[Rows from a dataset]
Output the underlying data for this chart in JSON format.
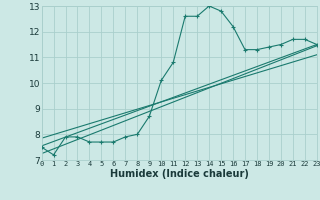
{
  "x": [
    0,
    1,
    2,
    3,
    4,
    5,
    6,
    7,
    8,
    9,
    10,
    11,
    12,
    13,
    14,
    15,
    16,
    17,
    18,
    19,
    20,
    21,
    22,
    23
  ],
  "line1": [
    7.5,
    7.2,
    7.9,
    7.9,
    7.7,
    7.7,
    7.7,
    7.9,
    8.0,
    8.7,
    10.1,
    10.8,
    12.6,
    12.6,
    13.0,
    12.8,
    12.2,
    11.3,
    11.3,
    11.4,
    11.5,
    11.7,
    11.7,
    11.5
  ],
  "line2_x": [
    0,
    23
  ],
  "line2_y": [
    7.55,
    11.5
  ],
  "line3_x": [
    0,
    23
  ],
  "line3_y": [
    7.85,
    11.1
  ],
  "line4_x": [
    0,
    23
  ],
  "line4_y": [
    7.25,
    11.45
  ],
  "color": "#1a7a6e",
  "bg_color": "#cce8e5",
  "grid_color": "#aacfcc",
  "xlabel": "Humidex (Indice chaleur)",
  "ylim": [
    7,
    13
  ],
  "xlim": [
    0,
    23
  ],
  "yticks": [
    7,
    8,
    9,
    10,
    11,
    12,
    13
  ],
  "xticks": [
    0,
    1,
    2,
    3,
    4,
    5,
    6,
    7,
    8,
    9,
    10,
    11,
    12,
    13,
    14,
    15,
    16,
    17,
    18,
    19,
    20,
    21,
    22,
    23
  ],
  "xlabel_fontsize": 7,
  "xtick_fontsize": 5,
  "ytick_fontsize": 6.5
}
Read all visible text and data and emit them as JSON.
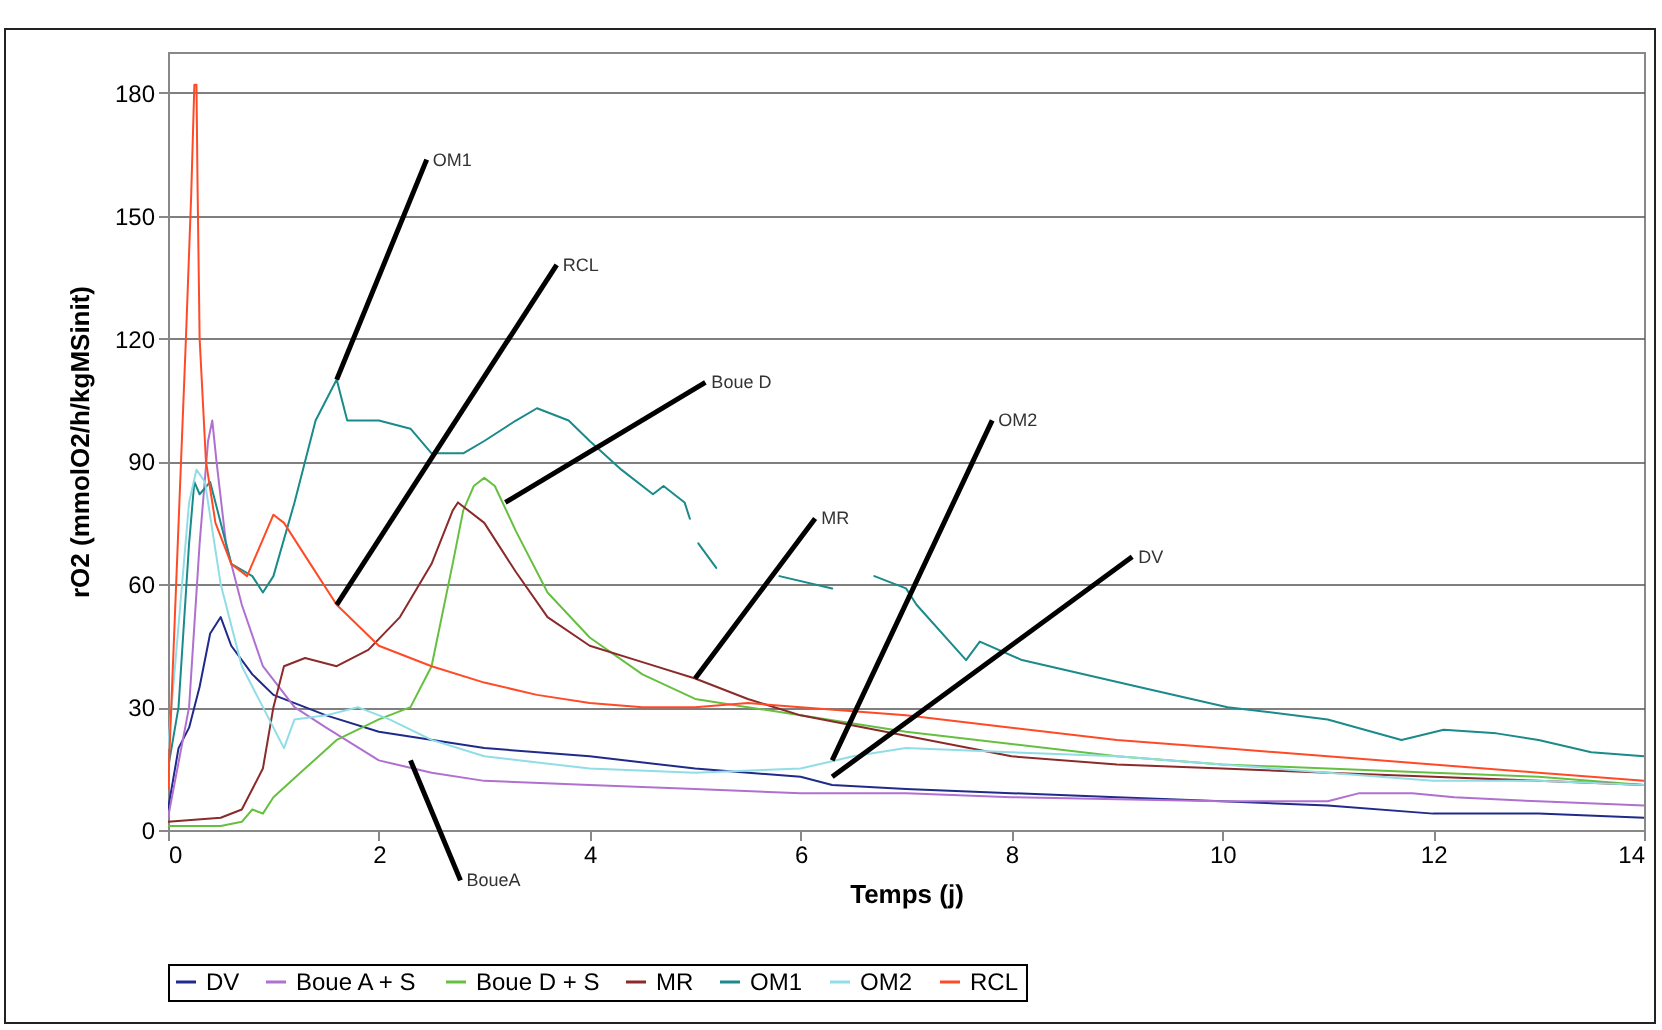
{
  "chart_data": {
    "type": "line",
    "xlabel": "Temps (j)",
    "ylabel": "rO2 (mmolO2/h/kgMSinit)",
    "xlim": [
      0,
      14
    ],
    "ylim": [
      0,
      190
    ],
    "xticks": [
      0,
      2,
      4,
      6,
      8,
      10,
      12,
      14
    ],
    "yticks": [
      0,
      30,
      60,
      90,
      120,
      150,
      180
    ],
    "grid": "y",
    "legend": "bottom",
    "line_style": "solid",
    "marker": "none",
    "annotations": [
      {
        "text": "OM1",
        "x": 1.6,
        "y": 110
      },
      {
        "text": "RCL",
        "x": 1.6,
        "y": 55
      },
      {
        "text": "Boue D",
        "x": 3.2,
        "y": 80
      },
      {
        "text": "MR",
        "x": 5,
        "y": 37
      },
      {
        "text": "OM2",
        "x": 6.3,
        "y": 17
      },
      {
        "text": "DV",
        "x": 6.3,
        "y": 13
      },
      {
        "text": "BoueA",
        "x": 2.3,
        "y": 17
      }
    ],
    "series": [
      {
        "name": "DV",
        "color": "#1f2a8a",
        "x": [
          0,
          0.1,
          0.2,
          0.3,
          0.4,
          0.5,
          0.6,
          0.8,
          1,
          1.5,
          2,
          3,
          4,
          5,
          6,
          6.3,
          7,
          8,
          9,
          10,
          11,
          12,
          13,
          14
        ],
        "values": [
          5,
          20,
          25,
          35,
          48,
          52,
          45,
          38,
          33,
          28,
          24,
          20,
          18,
          15,
          13,
          11,
          10,
          9,
          8,
          7,
          6,
          4,
          4,
          3
        ]
      },
      {
        "name": "Boue A + S",
        "color": "#b070d0",
        "x": [
          0,
          0.2,
          0.3,
          0.38,
          0.42,
          0.46,
          0.55,
          0.7,
          0.9,
          1.2,
          1.5,
          2,
          2.5,
          3,
          4,
          5,
          6,
          7,
          8,
          9,
          10,
          11,
          11.3,
          11.8,
          12.2,
          13,
          14
        ],
        "values": [
          3,
          30,
          70,
          95,
          100,
          90,
          70,
          55,
          40,
          30,
          25,
          17,
          14,
          12,
          11,
          10,
          9,
          9,
          8,
          7.5,
          7,
          7,
          9,
          9,
          8,
          7,
          6
        ]
      },
      {
        "name": "Boue D + S",
        "color": "#66c040",
        "x": [
          0,
          0.5,
          0.7,
          0.8,
          0.9,
          1,
          1.3,
          1.6,
          2,
          2.3,
          2.5,
          2.7,
          2.8,
          2.9,
          3,
          3.1,
          3.3,
          3.6,
          4,
          4.5,
          5,
          5.5,
          6,
          7,
          8,
          9,
          10,
          11,
          12,
          13,
          14
        ],
        "values": [
          1,
          1,
          2,
          5,
          4,
          8,
          15,
          22,
          27,
          30,
          40,
          65,
          78,
          84,
          86,
          84,
          73,
          58,
          47,
          38,
          32,
          30,
          28,
          24,
          21,
          18,
          16,
          15,
          14,
          13,
          11
        ]
      },
      {
        "name": "MR",
        "color": "#8b2a2a",
        "x": [
          0,
          0.5,
          0.7,
          0.9,
          1,
          1.1,
          1.3,
          1.6,
          1.9,
          2.2,
          2.5,
          2.7,
          2.75,
          3,
          3.3,
          3.6,
          4,
          4.5,
          5,
          5.5,
          6,
          7,
          8,
          9,
          10,
          11,
          12,
          13,
          14
        ],
        "values": [
          2,
          3,
          5,
          15,
          30,
          40,
          42,
          40,
          44,
          52,
          65,
          78,
          80,
          75,
          63,
          52,
          45,
          41,
          37,
          32,
          28,
          23,
          18,
          16,
          15,
          14,
          13,
          12,
          11
        ]
      },
      {
        "name": "OM1",
        "color": "#1a8a8a",
        "x": [
          0,
          0.1,
          0.15,
          0.2,
          0.25,
          0.3,
          0.4,
          0.5,
          0.6,
          0.8,
          0.9,
          1,
          1.2,
          1.4,
          1.6,
          1.7,
          2,
          2.3,
          2.5,
          2.8,
          3,
          3.3,
          3.5,
          3.8,
          4,
          4.3,
          4.6,
          4.7,
          4.9,
          4.95,
          5.0,
          5.03,
          5.2,
          5.5,
          5.8,
          6.3,
          6.5,
          6.7,
          7,
          7.1,
          7.57,
          7.7,
          8.1,
          9.2,
          10.05,
          11,
          11.7,
          12.1,
          12.6,
          13,
          13.5,
          14
        ],
        "values": [
          15,
          30,
          50,
          70,
          85,
          82,
          85,
          75,
          65,
          62,
          58,
          62,
          80,
          100,
          110,
          100,
          100,
          98,
          92,
          92,
          95,
          100,
          103,
          100,
          95,
          88,
          82,
          84,
          80,
          76,
          null,
          70,
          64,
          null,
          62,
          59,
          null,
          62,
          59,
          55,
          41.5,
          46,
          41.5,
          35,
          30,
          27,
          22,
          24.5,
          23.6,
          22,
          19,
          18
        ]
      },
      {
        "name": "OM2",
        "color": "#90dde6",
        "x": [
          0,
          0.1,
          0.2,
          0.27,
          0.35,
          0.5,
          0.7,
          0.9,
          1.1,
          1.2,
          1.5,
          1.8,
          2.1,
          2.5,
          3,
          4,
          5,
          6,
          6.5,
          7,
          8,
          9,
          10,
          11,
          12,
          13,
          14
        ],
        "values": [
          20,
          50,
          80,
          88,
          85,
          60,
          40,
          30,
          20,
          27,
          28,
          30,
          27,
          22,
          18,
          15,
          14,
          15,
          18,
          20,
          19,
          18,
          16,
          14,
          12,
          12,
          11
        ]
      },
      {
        "name": "RCL",
        "color": "#ff4a26",
        "x": [
          0,
          0.17,
          0.22,
          0.25,
          0.27,
          0.28,
          0.3,
          0.36,
          0.45,
          0.6,
          0.75,
          0.85,
          1,
          1.1,
          1.35,
          1.6,
          2,
          2.5,
          3,
          3.5,
          4,
          4.5,
          5,
          5.5,
          6,
          7,
          8,
          9,
          10,
          11,
          12,
          13,
          14
        ],
        "values": [
          10,
          120,
          155,
          182,
          182,
          158,
          120,
          90,
          75,
          65,
          62,
          68,
          77,
          75,
          65,
          55,
          45,
          40,
          36,
          33,
          31,
          30,
          30,
          31,
          30,
          28,
          25,
          22,
          20,
          18,
          16,
          14,
          12
        ]
      }
    ]
  }
}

**STATED TASK:** In the entries above, find each line with the word "JSON" and show it.

**EXPECTED OUTPUT:**
Output the underlying data for this chart in JSON format.
Read all visible text and data and emit them as JSON.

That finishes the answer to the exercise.